DIRECTIONS: Could you put the data, everything from the line containing "Where is each" down to the line containing "tab-3[interactable]: Permutations a...", into a two-column CSV headed instruction and output? Give each instruction and its output as one row, with each value in a single quoted field, line breaks turned into spaces, and pictures left out.

PROVIDED DATA:

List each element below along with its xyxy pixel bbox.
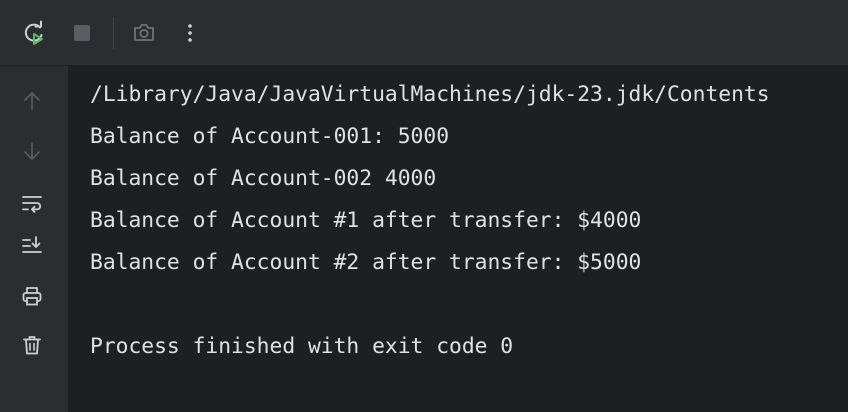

--

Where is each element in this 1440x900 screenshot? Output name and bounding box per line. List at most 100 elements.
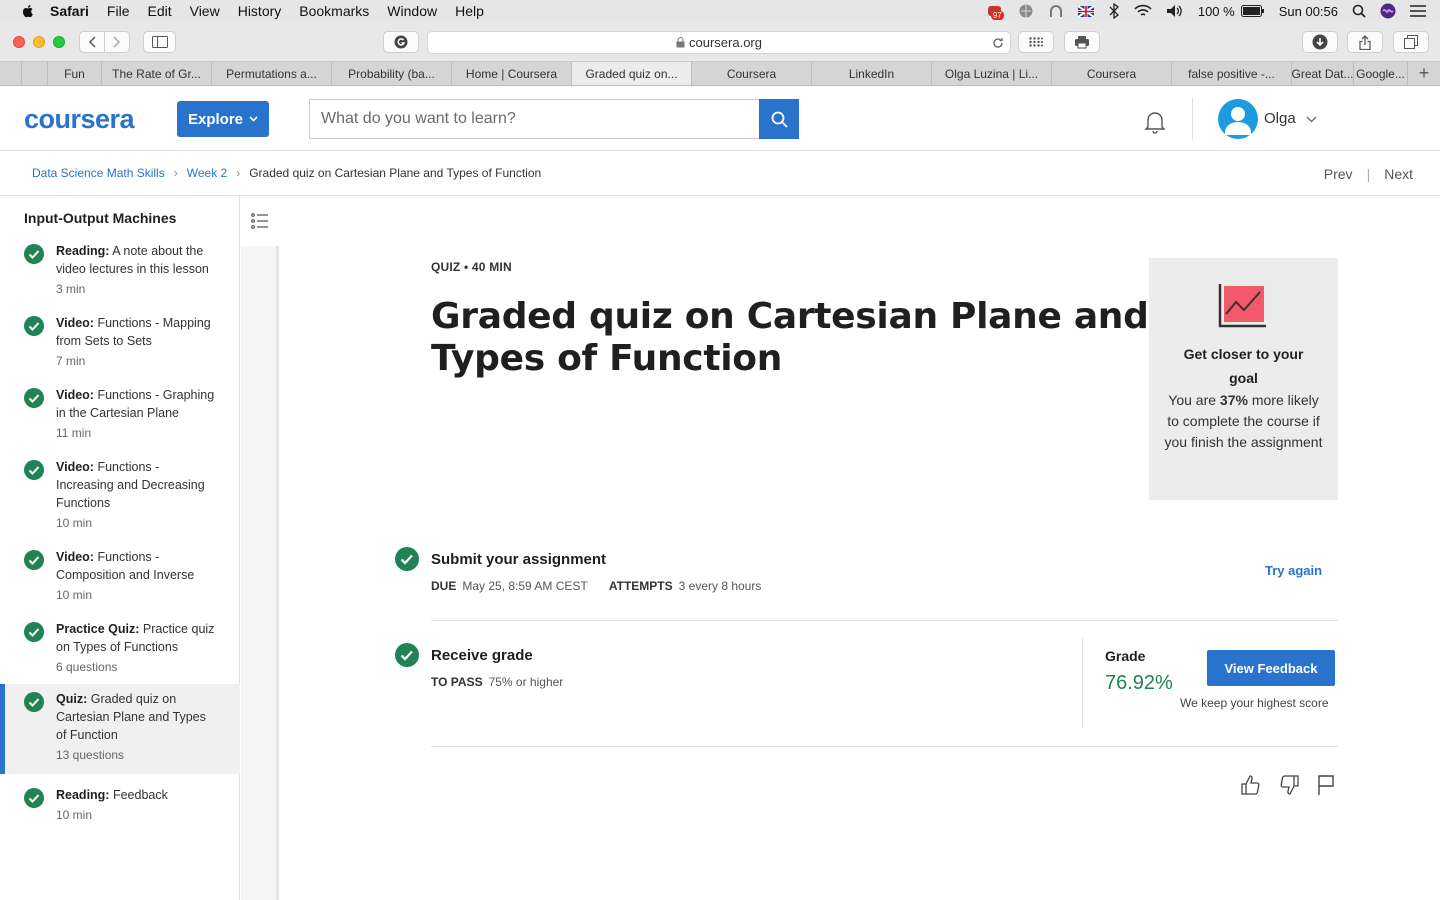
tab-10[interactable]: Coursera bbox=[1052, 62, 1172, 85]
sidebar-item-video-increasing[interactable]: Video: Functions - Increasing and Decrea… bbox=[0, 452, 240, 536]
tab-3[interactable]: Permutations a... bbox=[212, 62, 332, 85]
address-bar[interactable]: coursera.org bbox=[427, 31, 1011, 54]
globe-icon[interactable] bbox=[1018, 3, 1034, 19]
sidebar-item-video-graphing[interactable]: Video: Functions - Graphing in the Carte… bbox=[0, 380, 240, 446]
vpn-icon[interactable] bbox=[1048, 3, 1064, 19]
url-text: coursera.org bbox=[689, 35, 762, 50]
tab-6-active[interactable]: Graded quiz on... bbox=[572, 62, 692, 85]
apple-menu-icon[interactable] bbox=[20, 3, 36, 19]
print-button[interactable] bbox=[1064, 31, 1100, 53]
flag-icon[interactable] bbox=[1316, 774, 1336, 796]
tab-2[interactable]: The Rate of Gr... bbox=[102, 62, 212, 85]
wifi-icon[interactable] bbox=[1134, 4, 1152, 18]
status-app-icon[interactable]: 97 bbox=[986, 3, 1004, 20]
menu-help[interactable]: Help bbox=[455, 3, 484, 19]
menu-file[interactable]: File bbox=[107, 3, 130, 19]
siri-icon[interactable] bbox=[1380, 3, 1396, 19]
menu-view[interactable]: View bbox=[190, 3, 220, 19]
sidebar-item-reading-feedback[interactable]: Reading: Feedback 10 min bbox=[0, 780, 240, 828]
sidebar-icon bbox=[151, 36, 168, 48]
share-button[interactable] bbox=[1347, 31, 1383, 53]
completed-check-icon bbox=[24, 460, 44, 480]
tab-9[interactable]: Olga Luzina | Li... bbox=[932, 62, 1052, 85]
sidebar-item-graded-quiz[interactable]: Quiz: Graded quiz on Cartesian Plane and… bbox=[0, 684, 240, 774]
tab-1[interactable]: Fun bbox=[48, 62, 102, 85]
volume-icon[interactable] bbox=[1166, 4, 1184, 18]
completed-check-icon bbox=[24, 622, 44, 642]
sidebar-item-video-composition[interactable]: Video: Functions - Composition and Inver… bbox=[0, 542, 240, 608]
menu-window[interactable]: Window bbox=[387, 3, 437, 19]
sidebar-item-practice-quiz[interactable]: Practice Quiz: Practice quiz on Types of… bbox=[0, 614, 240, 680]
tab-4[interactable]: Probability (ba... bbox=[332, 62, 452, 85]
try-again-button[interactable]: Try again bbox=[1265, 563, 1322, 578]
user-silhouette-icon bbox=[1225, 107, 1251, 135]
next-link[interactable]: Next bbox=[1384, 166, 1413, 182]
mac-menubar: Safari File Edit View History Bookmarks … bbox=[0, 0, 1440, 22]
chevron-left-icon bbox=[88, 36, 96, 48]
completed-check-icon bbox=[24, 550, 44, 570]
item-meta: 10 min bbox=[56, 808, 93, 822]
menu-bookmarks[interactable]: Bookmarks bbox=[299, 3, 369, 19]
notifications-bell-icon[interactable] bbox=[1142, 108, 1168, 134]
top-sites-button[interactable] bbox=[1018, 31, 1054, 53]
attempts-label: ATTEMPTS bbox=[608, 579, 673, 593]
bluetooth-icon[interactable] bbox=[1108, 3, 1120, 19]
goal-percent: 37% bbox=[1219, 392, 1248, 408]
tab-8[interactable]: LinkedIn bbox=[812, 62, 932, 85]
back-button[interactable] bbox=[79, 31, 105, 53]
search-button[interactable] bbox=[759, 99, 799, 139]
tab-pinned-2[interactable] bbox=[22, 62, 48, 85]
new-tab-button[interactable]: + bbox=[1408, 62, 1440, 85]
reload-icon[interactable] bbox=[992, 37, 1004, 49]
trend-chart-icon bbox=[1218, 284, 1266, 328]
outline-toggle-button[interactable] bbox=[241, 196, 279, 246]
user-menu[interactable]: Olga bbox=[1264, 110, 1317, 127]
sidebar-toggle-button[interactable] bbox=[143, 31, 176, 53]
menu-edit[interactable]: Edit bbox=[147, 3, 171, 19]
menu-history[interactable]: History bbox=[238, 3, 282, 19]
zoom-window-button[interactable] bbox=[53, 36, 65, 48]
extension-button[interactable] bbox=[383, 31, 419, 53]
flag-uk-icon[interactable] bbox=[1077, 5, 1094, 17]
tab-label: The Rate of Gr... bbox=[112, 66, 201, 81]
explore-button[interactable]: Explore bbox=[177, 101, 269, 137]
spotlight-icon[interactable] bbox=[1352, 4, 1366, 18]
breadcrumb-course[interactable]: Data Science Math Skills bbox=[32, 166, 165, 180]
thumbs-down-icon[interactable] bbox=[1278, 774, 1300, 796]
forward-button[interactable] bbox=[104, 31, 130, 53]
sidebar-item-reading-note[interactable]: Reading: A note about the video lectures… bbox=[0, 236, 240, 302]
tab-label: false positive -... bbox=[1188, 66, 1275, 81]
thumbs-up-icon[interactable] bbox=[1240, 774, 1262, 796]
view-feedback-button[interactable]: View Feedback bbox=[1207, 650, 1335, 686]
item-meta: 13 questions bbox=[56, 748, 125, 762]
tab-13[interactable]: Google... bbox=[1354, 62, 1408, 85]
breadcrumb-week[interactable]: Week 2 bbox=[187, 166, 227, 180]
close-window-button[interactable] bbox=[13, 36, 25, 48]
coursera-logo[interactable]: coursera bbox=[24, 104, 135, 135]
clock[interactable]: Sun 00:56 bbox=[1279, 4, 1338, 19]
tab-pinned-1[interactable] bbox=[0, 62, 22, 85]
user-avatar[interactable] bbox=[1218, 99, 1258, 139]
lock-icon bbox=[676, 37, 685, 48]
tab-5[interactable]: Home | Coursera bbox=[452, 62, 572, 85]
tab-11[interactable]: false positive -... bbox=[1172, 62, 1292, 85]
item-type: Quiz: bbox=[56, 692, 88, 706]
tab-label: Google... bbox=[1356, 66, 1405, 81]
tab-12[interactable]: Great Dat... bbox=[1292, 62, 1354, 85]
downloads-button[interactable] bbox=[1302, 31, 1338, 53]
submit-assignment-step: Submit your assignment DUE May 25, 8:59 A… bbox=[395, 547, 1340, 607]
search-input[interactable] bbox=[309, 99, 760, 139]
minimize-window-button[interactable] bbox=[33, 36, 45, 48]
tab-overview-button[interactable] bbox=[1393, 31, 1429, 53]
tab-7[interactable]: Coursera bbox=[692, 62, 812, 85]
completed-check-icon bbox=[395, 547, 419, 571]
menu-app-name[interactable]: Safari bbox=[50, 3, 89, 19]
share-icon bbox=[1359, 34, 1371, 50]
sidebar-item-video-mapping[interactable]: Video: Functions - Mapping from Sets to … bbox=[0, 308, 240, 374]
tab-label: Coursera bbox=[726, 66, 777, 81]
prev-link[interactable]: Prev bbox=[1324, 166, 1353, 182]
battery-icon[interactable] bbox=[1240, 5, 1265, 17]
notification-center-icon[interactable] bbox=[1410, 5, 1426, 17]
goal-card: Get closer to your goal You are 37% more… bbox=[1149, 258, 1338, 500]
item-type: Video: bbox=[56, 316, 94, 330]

RESPONSE TO THE TASK:
instruction,output
"Where is each element in this 1440x900 screenshot? Output name and bounding box per line. List at most 100 elements.","tab-10[interactable]: Coursera bbox=[1052, 62, 1172, 85] sidebar-item-video-increasing[interactable]: Video: Functions - Increasing and Decrea… bbox=[0, 452, 240, 536] tab-3[interactable]: Permutations a... bbox=[212, 62, 332, 85]"